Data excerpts

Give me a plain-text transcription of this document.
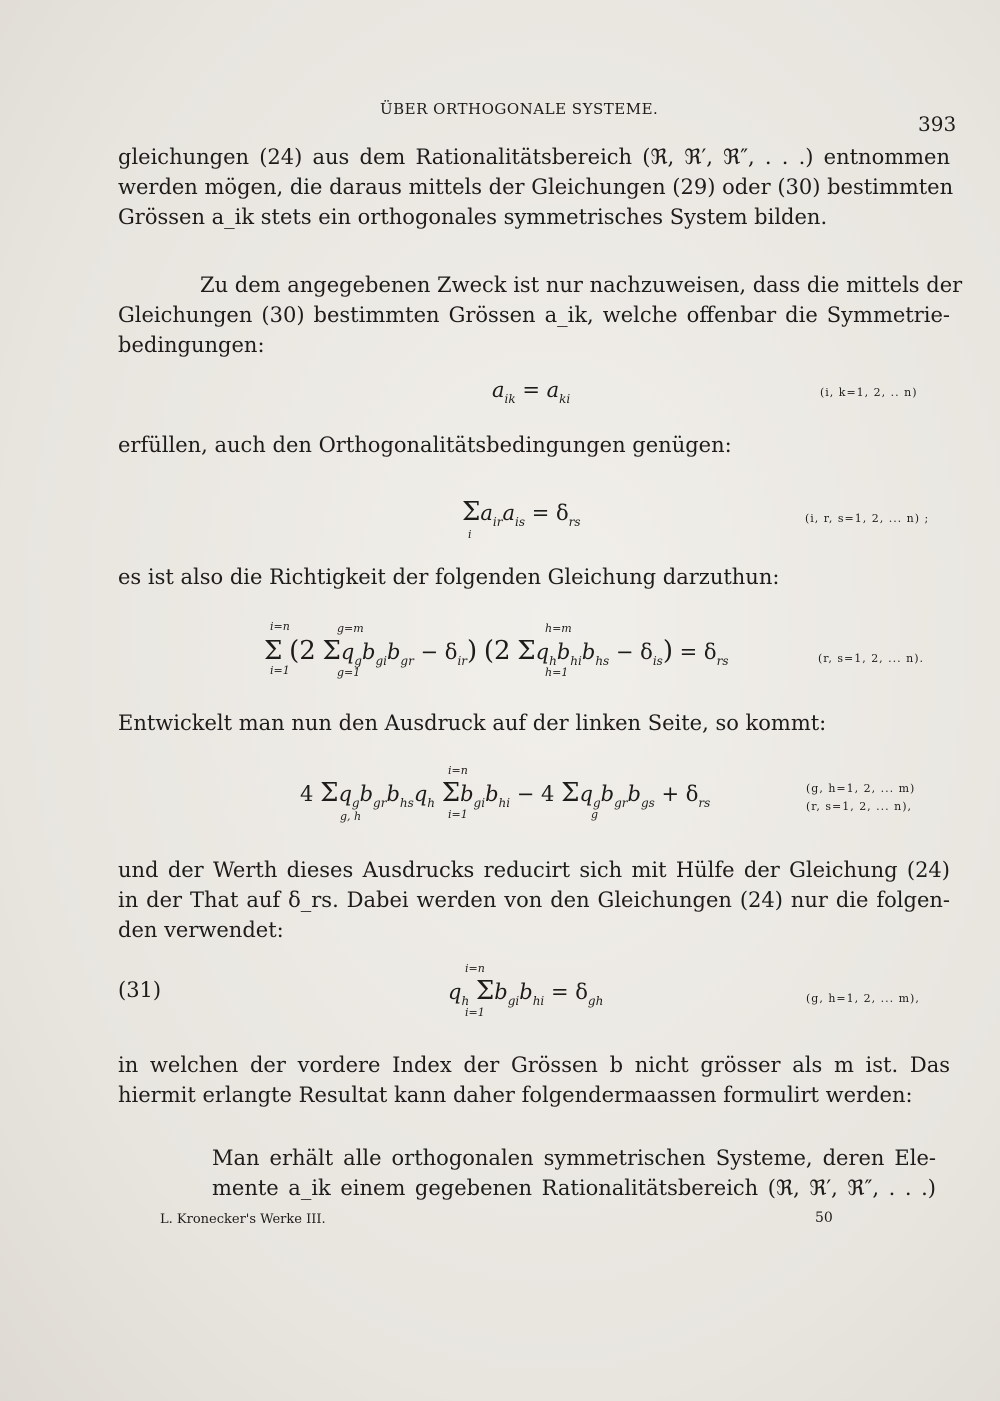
ÜBER ORTHOGONALE SYSTEME.
393
gleichungen (24) aus dem Rationalitätsbereich (ℜ, ℜ′, ℜ″, . . .) entnommen
werden mögen, die daraus mittels der Gleichungen (29) oder (30) bestimmten
Grössen a_ik stets ein orthogonales symmetrisches System bilden.
Zu dem angegebenen Zweck ist nur nachzuweisen, dass die mittels der
Gleichungen (30) bestimmten Grössen a_ik, welche offenbar die Symmetrie-
bedingungen:
$a_{ik} = a_{ki}$	(i, k=1, 2, .. n)
erfüllen, auch den Orthogonalitätsbedingungen genügen:
$\Sigma a_{ir}a_{is} = \delta_{rs}$
i
(i, r, s=1, 2, ... n) ;
es ist also die Richtigkeit der folgenden Gleichung darzuthun:
i=n
i=1
g=m
g=1
h=m
h=1
Σ (2 $\Sigma q_gb_{gi}b_{gr} - \delta_{ir}$) (2 $\Sigma q_hb_{hi}b_{hs} - \delta_{is}) = \delta_{rs}$	(r, s=1, 2, ... n).
Entwickelt man nun den Ausdruck auf der linken Seite, so kommt:
g, h
i=n
i=1	g
4 $\Sigma q_gb_{gr}b_{hs}q_h$ $\Sigma b_{gi}b_{hi} - 4$ $\Sigma q_gb_{gr}b_{gs} + \delta_{rs}$
(g, h=1, 2, ... m)
(r, s=1, 2, ... n),
und der Werth dieses Ausdrucks reducirt sich mit Hülfe der Gleichung (24)
in der That auf δ_rs. Dabei werden von den Gleichungen (24) nur die folgen-
den verwendet:
(31)
i=n
i=1
$q_h$ $\Sigma b_{gi}b_{hi} = \delta_{gh}$	(g, h=1, 2, ... m),
in welchen der vordere Index der Grössen b nicht grösser als m ist. Das
hiermit erlangte Resultat kann daher folgendermaassen formulirt werden:
Man erhält alle orthogonalen symmetrischen Systeme, deren Ele-
mente a_ik einem gegebenen Rationalitätsbereich (ℜ, ℜ′, ℜ″, . . .)
L. Kronecker's Werke III.	50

§ Problem details
Find the lines above that include the string "Rationalitätsbereich" and copy them.

§ Worked answer
gleichungen (24) aus dem Rationalitätsbereich (ℜ, ℜ′, ℜ″, . . .) entnommen
mente a_ik einem gegebenen Rationalitätsbereich (ℜ, ℜ′, ℜ″, . . .)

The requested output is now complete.